**PROBLEM STATEMENT**
Read the lines that follow and tally those with the word "JSON"; give the number and nothing else.

(Stored data)
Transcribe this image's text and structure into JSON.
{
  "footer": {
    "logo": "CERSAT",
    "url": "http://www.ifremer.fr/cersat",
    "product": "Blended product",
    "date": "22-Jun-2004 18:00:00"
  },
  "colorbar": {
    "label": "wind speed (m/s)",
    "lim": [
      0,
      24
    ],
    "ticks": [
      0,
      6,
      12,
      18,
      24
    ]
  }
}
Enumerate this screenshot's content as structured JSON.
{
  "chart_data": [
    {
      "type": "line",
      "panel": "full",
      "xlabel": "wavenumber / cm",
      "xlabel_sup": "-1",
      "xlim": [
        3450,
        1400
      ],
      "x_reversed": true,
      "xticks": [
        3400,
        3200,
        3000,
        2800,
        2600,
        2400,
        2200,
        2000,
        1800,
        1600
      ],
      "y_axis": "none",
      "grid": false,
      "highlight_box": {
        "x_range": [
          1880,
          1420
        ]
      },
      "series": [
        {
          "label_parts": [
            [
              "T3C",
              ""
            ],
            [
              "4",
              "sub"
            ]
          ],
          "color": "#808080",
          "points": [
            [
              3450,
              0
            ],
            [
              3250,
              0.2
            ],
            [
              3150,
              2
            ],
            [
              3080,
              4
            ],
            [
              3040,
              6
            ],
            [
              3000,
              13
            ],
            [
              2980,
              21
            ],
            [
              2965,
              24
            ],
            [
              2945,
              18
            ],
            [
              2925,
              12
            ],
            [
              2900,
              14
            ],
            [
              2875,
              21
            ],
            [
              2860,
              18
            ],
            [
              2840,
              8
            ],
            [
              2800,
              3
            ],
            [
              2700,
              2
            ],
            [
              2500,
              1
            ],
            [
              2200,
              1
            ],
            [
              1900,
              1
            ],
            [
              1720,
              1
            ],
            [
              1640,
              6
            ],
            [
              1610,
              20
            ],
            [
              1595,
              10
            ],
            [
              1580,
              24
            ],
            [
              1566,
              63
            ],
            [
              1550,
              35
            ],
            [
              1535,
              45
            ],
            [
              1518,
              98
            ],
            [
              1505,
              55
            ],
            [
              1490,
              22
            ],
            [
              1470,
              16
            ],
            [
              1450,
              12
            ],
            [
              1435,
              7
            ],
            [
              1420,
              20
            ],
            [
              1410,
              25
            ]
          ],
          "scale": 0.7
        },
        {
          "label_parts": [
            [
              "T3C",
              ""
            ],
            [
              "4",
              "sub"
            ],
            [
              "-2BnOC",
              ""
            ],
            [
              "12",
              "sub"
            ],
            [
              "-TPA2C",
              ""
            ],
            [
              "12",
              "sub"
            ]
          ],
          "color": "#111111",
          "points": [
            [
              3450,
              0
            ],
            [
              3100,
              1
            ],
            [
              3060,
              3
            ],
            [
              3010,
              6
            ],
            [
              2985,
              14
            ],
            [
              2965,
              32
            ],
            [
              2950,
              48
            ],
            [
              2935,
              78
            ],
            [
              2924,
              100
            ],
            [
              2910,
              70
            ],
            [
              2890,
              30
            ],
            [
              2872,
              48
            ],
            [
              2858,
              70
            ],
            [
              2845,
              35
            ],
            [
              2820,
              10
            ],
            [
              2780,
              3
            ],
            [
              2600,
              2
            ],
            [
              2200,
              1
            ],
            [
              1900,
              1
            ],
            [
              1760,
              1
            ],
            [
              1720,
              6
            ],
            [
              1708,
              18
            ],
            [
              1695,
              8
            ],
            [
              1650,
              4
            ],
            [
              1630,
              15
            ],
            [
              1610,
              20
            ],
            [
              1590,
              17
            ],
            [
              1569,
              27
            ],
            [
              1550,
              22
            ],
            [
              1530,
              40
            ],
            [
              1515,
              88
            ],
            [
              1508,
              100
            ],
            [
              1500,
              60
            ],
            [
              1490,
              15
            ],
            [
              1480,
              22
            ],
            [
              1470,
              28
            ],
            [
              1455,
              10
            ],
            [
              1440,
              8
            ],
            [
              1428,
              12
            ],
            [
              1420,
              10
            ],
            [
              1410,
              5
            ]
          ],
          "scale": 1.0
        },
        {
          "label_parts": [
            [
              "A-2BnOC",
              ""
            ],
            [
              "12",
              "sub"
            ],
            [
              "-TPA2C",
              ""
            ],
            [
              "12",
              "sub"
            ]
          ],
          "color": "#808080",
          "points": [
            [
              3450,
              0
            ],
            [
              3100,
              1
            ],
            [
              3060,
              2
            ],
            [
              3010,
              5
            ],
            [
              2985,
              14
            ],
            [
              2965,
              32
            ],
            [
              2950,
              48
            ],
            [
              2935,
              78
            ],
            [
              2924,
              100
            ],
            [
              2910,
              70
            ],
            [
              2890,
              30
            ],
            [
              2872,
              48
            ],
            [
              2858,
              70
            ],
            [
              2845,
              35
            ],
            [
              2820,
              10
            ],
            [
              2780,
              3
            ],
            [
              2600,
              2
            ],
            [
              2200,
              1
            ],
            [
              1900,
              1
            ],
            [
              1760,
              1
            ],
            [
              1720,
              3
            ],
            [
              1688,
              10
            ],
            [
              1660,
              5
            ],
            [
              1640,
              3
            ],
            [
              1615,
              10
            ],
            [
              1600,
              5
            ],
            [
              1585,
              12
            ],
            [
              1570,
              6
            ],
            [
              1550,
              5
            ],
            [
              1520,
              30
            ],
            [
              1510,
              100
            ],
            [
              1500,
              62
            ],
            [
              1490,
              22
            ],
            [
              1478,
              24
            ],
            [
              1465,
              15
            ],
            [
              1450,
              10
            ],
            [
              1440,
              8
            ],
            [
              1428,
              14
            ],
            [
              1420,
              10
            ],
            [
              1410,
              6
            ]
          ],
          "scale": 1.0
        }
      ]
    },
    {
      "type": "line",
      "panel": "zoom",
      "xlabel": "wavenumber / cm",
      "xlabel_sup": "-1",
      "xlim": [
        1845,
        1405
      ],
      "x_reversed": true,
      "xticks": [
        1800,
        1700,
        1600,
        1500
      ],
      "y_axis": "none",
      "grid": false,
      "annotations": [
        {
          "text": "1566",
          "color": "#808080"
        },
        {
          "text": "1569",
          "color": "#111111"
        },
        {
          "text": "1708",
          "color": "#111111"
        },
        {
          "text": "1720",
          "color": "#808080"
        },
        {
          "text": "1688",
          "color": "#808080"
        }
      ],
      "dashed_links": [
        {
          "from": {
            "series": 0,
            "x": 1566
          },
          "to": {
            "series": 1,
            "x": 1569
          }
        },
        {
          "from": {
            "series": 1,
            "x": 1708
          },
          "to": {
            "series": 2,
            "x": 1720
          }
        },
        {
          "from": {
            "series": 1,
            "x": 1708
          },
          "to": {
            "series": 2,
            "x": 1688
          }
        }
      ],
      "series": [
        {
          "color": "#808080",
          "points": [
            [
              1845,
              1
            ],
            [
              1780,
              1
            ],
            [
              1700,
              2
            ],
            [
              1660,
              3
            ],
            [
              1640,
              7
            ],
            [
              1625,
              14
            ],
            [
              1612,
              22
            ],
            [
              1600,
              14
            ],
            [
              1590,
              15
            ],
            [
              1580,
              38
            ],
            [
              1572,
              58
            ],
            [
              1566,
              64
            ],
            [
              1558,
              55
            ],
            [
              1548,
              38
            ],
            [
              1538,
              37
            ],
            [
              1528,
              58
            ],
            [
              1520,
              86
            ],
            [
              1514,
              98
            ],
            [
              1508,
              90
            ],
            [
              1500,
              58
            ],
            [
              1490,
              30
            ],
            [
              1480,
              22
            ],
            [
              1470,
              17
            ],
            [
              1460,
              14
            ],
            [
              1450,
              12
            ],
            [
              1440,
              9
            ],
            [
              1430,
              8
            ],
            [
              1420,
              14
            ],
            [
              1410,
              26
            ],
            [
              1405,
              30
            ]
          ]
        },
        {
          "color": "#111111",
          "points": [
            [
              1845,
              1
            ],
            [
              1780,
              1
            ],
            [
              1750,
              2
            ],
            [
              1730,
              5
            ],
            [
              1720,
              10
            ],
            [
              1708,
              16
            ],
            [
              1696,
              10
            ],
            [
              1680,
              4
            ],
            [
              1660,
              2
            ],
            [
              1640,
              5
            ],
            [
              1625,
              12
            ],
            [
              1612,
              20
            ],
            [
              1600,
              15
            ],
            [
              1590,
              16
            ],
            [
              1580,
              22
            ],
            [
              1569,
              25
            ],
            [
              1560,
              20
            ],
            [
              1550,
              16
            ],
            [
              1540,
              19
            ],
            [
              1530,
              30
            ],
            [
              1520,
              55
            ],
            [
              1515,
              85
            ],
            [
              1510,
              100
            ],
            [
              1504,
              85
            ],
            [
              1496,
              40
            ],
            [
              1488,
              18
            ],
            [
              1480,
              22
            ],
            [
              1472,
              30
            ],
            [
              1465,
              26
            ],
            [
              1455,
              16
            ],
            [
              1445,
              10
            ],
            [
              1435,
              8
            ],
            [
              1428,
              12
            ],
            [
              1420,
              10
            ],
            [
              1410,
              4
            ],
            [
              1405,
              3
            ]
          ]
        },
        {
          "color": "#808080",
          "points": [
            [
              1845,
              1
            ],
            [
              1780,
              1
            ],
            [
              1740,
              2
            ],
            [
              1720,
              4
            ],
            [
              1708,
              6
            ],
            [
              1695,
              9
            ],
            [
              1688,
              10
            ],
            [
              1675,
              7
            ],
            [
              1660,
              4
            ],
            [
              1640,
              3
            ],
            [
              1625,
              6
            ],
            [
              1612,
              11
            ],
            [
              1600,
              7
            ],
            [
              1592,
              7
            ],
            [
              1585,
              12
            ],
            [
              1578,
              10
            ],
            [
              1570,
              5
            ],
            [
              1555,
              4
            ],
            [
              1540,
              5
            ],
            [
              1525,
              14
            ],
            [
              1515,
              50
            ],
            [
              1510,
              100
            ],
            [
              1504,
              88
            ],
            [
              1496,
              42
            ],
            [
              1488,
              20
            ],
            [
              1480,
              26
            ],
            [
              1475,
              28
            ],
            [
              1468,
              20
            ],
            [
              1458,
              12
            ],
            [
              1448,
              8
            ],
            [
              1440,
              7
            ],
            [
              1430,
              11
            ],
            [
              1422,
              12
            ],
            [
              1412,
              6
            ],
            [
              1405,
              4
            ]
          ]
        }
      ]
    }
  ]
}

**SOLUTION TO THIS PROBLEM**
2